*AUFGABE*.
Gib den Absatz des Textauszugs, der mit „Dessenungeachtet wird der Gutachtervorschlag verworfen“ beginnt, als kurze Stichpunktliste wieder und behalte dabei seine wesentlichen Fakten bei.

*TEXTAUSZUG*.
◇ ◇ ◇ ◇ ◇ ◇ ◇
Laut den Gutachtern kann eine zur Stadtbahn weiterentwickelte Straßenbahn unter diesen Voraussetzungen pro Stunde und Richtung zwischen 13.000 und 18.000 Fahrgäste mit einem Durchschnittstempo von 26 km/h (Hannover) transportieren — und erreicht damit annähernd die Kapazität und Beförderungsgeschwindigkeit der Berliner U-Bahn. Breitere Fahrzeuge würden sich aber auch nach Meinung der Planer des Verkehrssenators günstig für die obere Leistungsgrenze der Stadtbahn auswirken.

Dessenungeachtet wird der Gutachtervorschlag verworfen, den Flughafen Schönefeld per Trambahn mit der City zu verknüpfen. Die U-Bahn-Anbindung sei die »bessere Lösung«, heißt es. Von einer Verlängerung der Straßenbahnlinie 22 von Pankow/Rosenthal durch den Senftenberger Ring ins Märkische Viertel zum künftigen S- und U-Bahnhof Wittenau halten die Planer gleichfalls nichts. Die Begründung hier: Da voraussichtlich mehr Fahrgäste aus dem Märkischen Viertel als aus Rosenthal am Bahnhof umstiegen, sei eine unwirtschaftliche Auslastung der Verlängerungsstrecke zu erwarten.
◇ ◇ ◇ ◇ ◇ ◇ ◇
[Annotierte Elementlisten]
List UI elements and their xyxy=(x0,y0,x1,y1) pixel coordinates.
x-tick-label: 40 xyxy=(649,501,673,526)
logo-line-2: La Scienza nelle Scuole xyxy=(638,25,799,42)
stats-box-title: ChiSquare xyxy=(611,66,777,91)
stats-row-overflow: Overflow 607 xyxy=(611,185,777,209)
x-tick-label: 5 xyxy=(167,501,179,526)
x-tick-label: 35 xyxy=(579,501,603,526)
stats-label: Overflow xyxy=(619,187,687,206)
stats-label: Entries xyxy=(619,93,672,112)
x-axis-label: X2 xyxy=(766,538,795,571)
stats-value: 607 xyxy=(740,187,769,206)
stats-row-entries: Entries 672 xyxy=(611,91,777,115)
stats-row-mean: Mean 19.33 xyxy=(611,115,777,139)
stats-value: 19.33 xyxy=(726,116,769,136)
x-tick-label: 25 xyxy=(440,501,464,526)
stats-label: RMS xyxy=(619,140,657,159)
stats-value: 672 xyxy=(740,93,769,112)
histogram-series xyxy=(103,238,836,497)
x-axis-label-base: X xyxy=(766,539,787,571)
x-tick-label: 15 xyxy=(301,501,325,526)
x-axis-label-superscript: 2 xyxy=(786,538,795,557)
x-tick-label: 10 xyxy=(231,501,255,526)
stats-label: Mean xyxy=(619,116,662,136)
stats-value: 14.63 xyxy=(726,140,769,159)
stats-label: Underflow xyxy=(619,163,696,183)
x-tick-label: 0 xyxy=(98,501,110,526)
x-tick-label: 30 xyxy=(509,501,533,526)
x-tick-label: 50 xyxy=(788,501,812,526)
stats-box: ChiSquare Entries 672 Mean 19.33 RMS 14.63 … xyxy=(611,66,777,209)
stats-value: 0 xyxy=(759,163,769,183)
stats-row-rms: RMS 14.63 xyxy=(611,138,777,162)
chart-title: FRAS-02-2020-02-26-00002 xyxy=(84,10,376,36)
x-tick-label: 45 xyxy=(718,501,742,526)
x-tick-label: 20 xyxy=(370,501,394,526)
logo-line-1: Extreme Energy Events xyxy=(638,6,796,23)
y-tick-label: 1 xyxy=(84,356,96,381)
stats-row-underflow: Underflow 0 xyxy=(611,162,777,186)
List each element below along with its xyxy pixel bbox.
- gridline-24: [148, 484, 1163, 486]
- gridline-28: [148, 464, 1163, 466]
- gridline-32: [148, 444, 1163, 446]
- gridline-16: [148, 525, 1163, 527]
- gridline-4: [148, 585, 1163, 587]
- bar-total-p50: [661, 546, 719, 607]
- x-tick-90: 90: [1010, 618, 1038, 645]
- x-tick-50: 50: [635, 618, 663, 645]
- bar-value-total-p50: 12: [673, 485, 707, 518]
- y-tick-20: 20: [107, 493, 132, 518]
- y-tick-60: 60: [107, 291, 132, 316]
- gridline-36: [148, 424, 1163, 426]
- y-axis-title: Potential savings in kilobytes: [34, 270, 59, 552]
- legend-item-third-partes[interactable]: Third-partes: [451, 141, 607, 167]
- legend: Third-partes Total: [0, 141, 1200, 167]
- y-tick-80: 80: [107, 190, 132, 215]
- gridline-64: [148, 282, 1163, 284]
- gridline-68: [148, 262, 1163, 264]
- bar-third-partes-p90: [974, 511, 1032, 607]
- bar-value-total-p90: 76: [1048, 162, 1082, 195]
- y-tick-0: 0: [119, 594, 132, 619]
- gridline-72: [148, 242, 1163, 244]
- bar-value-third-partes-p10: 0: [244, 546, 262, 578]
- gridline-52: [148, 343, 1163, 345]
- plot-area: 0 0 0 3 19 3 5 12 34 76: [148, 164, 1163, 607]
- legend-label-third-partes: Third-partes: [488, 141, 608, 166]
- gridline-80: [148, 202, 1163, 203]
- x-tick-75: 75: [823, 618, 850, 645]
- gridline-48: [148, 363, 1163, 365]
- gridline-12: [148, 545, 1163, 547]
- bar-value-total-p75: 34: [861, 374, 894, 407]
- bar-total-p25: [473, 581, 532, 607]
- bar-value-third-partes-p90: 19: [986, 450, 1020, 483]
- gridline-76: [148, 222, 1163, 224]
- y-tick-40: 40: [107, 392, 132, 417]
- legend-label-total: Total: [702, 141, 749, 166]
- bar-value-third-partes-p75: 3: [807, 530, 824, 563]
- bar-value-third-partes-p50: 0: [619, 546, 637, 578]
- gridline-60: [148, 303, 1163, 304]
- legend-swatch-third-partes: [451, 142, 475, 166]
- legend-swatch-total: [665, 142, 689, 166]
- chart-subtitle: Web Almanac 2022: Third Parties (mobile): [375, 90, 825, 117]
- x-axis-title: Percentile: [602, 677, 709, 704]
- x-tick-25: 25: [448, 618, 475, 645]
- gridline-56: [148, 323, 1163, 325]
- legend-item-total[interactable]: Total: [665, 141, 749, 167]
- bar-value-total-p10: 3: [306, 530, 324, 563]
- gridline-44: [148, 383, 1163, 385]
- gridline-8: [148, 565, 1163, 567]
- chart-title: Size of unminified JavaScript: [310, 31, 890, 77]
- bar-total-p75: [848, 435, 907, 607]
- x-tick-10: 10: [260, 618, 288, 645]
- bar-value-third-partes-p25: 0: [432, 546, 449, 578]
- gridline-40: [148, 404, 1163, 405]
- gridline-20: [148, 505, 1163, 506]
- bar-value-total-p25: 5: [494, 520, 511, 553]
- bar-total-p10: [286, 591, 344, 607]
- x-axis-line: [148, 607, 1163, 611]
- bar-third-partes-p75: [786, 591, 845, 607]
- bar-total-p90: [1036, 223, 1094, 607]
◇ ◇ ◇ ◇ ◇ ◇ ◇
*RICHTIGE ANTWORT*.
- Der Gutachtervorschlag, den Flughafen Schönefeld per Trambahn mit der City zu verknüpfen, wird verworfen; die U-Bahn-Anbindung gilt als »bessere Lösung«.
- Die Planer halten auch nichts von einer Verlängerung der Straßenbahnlinie 22 von Pankow/Rosenthal durch den Senftenberger Ring ins Märkische Viertel zum künftigen S- und U-Bahnhof Wittenau.
- Begründung: Voraussichtlich würden am Bahnhof mehr Fahrgäste aus dem Märkischen Viertel als aus Rosenthal umsteigen, daher sei eine unwirtschaftliche Auslastung der Verlängerungsstrecke zu erwarten.